**SHORT EXERCISE:**
Please give the listing again in its entirety, exactly as written.
-- Begin --
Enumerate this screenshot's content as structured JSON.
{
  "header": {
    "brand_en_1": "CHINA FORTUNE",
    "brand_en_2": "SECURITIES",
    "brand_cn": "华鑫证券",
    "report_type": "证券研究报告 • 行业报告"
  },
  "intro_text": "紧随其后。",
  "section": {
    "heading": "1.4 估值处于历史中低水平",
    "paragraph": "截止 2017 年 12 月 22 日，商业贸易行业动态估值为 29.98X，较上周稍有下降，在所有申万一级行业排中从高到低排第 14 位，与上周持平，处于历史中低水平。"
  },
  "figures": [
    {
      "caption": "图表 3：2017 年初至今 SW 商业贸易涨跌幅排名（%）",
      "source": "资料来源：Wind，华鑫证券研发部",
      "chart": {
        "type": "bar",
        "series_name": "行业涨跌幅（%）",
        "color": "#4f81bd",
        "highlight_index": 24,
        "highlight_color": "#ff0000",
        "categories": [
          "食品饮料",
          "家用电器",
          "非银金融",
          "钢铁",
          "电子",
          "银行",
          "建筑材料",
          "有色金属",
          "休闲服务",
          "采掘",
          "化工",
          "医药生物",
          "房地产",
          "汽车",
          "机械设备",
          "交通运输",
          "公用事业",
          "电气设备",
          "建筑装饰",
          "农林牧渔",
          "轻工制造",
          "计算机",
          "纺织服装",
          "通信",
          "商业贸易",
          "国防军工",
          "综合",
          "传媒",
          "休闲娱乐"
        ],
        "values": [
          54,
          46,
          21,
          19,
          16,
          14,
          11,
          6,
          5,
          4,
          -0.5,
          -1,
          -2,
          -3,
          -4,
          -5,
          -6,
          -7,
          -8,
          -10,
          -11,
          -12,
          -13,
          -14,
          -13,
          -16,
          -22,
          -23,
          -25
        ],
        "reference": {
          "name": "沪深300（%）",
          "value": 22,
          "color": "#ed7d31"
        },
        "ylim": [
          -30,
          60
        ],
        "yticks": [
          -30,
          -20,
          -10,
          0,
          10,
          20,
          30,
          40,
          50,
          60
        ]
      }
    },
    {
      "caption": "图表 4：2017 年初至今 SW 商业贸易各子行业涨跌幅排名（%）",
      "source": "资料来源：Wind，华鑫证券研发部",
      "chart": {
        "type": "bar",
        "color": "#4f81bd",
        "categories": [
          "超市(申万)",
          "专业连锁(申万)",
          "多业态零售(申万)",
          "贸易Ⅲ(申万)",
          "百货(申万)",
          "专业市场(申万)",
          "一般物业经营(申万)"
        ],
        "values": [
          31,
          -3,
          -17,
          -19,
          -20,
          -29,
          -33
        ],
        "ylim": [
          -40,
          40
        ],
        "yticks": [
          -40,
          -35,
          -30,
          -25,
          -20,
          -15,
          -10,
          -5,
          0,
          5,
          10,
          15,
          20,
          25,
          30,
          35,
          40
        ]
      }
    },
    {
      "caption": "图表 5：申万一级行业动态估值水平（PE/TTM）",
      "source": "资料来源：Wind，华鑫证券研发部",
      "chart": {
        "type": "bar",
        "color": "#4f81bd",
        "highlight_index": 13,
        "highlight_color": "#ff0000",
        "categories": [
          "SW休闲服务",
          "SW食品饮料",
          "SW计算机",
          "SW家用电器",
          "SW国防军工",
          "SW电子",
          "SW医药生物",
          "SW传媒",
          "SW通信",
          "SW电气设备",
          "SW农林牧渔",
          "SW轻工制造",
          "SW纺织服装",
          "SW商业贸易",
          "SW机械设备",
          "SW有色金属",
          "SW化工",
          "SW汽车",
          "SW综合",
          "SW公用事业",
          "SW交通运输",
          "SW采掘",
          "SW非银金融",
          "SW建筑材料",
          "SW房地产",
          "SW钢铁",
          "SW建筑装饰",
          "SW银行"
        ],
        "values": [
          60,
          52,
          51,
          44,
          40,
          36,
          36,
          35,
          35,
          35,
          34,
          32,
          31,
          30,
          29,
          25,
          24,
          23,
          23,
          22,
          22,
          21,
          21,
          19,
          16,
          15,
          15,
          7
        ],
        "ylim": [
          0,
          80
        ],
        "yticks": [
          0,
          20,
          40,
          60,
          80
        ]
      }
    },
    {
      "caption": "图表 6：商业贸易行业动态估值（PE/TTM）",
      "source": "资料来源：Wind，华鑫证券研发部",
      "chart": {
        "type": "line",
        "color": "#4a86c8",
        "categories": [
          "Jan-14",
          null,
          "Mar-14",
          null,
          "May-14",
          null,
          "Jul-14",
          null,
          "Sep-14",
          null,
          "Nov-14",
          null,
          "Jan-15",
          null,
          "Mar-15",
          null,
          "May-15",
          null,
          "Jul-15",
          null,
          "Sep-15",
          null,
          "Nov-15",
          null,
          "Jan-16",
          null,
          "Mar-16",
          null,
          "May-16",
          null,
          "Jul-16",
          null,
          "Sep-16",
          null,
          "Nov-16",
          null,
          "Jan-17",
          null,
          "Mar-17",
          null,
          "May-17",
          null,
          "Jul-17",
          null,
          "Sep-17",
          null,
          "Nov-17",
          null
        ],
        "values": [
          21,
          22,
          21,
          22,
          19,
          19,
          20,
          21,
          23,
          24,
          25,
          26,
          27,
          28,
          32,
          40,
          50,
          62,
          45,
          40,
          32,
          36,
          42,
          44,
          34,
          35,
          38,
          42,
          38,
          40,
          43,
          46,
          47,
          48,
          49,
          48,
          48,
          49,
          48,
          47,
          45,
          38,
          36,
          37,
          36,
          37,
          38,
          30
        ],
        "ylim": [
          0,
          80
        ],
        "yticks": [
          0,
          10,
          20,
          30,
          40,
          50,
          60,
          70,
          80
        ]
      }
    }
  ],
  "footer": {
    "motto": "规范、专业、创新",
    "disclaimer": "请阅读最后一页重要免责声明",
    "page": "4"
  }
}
-- End --
**ANSWER TO THIS TASK:**
Enumerate this screenshot's content as structured JSON.
{
  "header": {
    "brand_en_1": "CHINA FORTUNE",
    "brand_en_2": "SECURITIES",
    "brand_cn": "华鑫证券",
    "report_type": "证券研究报告 • 行业报告"
  },
  "intro_text": "紧随其后。",
  "section": {
    "heading": "1.4 估值处于历史中低水平",
    "paragraph": "截止 2017 年 12 月 22 日，商业贸易行业动态估值为 29.98X，较上周稍有下降，在所有申万一级行业排中从高到低排第 14 位，与上周持平，处于历史中低水平。"
  },
  "figures": [
    {
      "caption": "图表 3：2017 年初至今 SW 商业贸易涨跌幅排名（%）",
      "source": "资料来源：Wind，华鑫证券研发部",
      "chart": {
        "type": "bar",
        "series_name": "行业涨跌幅（%）",
        "color": "#4f81bd",
        "highlight_index": 24,
        "highlight_color": "#ff0000",
        "categories": [
          "食品饮料",
          "家用电器",
          "非银金融",
          "钢铁",
          "电子",
          "银行",
          "建筑材料",
          "有色金属",
          "休闲服务",
          "采掘",
          "化工",
          "医药生物",
          "房地产",
          "汽车",
          "机械设备",
          "交通运输",
          "公用事业",
          "电气设备",
          "建筑装饰",
          "农林牧渔",
          "轻工制造",
          "计算机",
          "纺织服装",
          "通信",
          "商业贸易",
          "国防军工",
          "综合",
          "传媒",
          "休闲娱乐"
        ],
        "values": [
          54,
          46,
          21,
          19,
          16,
          14,
          11,
          6,
          5,
          4,
          -0.5,
          -1,
          -2,
          -3,
          -4,
          -5,
          -6,
          -7,
          -8,
          -10,
          -11,
          -12,
          -13,
          -14,
          -13,
          -16,
          -22,
          -23,
          -25
        ],
        "reference": {
          "name": "沪深300（%）",
          "value": 22,
          "color": "#ed7d31"
        },
        "ylim": [
          -30,
          60
        ],
        "yticks": [
          -30,
          -20,
          -10,
          0,
          10,
          20,
          30,
          40,
          50,
          60
        ]
      }
    },
    {
      "caption": "图表 4：2017 年初至今 SW 商业贸易各子行业涨跌幅排名（%）",
      "source": "资料来源：Wind，华鑫证券研发部",
      "chart": {
        "type": "bar",
        "color": "#4f81bd",
        "categories": [
          "超市(申万)",
          "专业连锁(申万)",
          "多业态零售(申万)",
          "贸易Ⅲ(申万)",
          "百货(申万)",
          "专业市场(申万)",
          "一般物业经营(申万)"
        ],
        "values": [
          31,
          -3,
          -17,
          -19,
          -20,
          -29,
          -33
        ],
        "ylim": [
          -40,
          40
        ],
        "yticks": [
          -40,
          -35,
          -30,
          -25,
          -20,
          -15,
          -10,
          -5,
          0,
          5,
          10,
          15,
          20,
          25,
          30,
          35,
          40
        ]
      }
    },
    {
      "caption": "图表 5：申万一级行业动态估值水平（PE/TTM）",
      "source": "资料来源：Wind，华鑫证券研发部",
      "chart": {
        "type": "bar",
        "color": "#4f81bd",
        "highlight_index": 13,
        "highlight_color": "#ff0000",
        "categories": [
          "SW休闲服务",
          "SW食品饮料",
          "SW计算机",
          "SW家用电器",
          "SW国防军工",
          "SW电子",
          "SW医药生物",
          "SW传媒",
          "SW通信",
          "SW电气设备",
          "SW农林牧渔",
          "SW轻工制造",
          "SW纺织服装",
          "SW商业贸易",
          "SW机械设备",
          "SW有色金属",
          "SW化工",
          "SW汽车",
          "SW综合",
          "SW公用事业",
          "SW交通运输",
          "SW采掘",
          "SW非银金融",
          "SW建筑材料",
          "SW房地产",
          "SW钢铁",
          "SW建筑装饰",
          "SW银行"
        ],
        "values": [
          60,
          52,
          51,
          44,
          40,
          36,
          36,
          35,
          35,
          35,
          34,
          32,
          31,
          30,
          29,
          25,
          24,
          23,
          23,
          22,
          22,
          21,
          21,
          19,
          16,
          15,
          15,
          7
        ],
        "ylim": [
          0,
          80
        ],
        "yticks": [
          0,
          20,
          40,
          60,
          80
        ]
      }
    },
    {
      "caption": "图表 6：商业贸易行业动态估值（PE/TTM）",
      "source": "资料来源：Wind，华鑫证券研发部",
      "chart": {
        "type": "line",
        "color": "#4a86c8",
        "categories": [
          "Jan-14",
          null,
          "Mar-14",
          null,
          "May-14",
          null,
          "Jul-14",
          null,
          "Sep-14",
          null,
          "Nov-14",
          null,
          "Jan-15",
          null,
          "Mar-15",
          null,
          "May-15",
          null,
          "Jul-15",
          null,
          "Sep-15",
          null,
          "Nov-15",
          null,
          "Jan-16",
          null,
          "Mar-16",
          null,
          "May-16",
          null,
          "Jul-16",
          null,
          "Sep-16",
          null,
          "Nov-16",
          null,
          "Jan-17",
          null,
          "Mar-17",
          null,
          "May-17",
          null,
          "Jul-17",
          null,
          "Sep-17",
          null,
          "Nov-17",
          null
        ],
        "values": [
          21,
          22,
          21,
          22,
          19,
          19,
          20,
          21,
          23,
          24,
          25,
          26,
          27,
          28,
          32,
          40,
          50,
          62,
          45,
          40,
          32,
          36,
          42,
          44,
          34,
          35,
          38,
          42,
          38,
          40,
          43,
          46,
          47,
          48,
          49,
          48,
          48,
          49,
          48,
          47,
          45,
          38,
          36,
          37,
          36,
          37,
          38,
          30
        ],
        "ylim": [
          0,
          80
        ],
        "yticks": [
          0,
          10,
          20,
          30,
          40,
          50,
          60,
          70,
          80
        ]
      }
    }
  ],
  "footer": {
    "motto": "规范、专业、创新",
    "disclaimer": "请阅读最后一页重要免责声明",
    "page": "4"
  }
}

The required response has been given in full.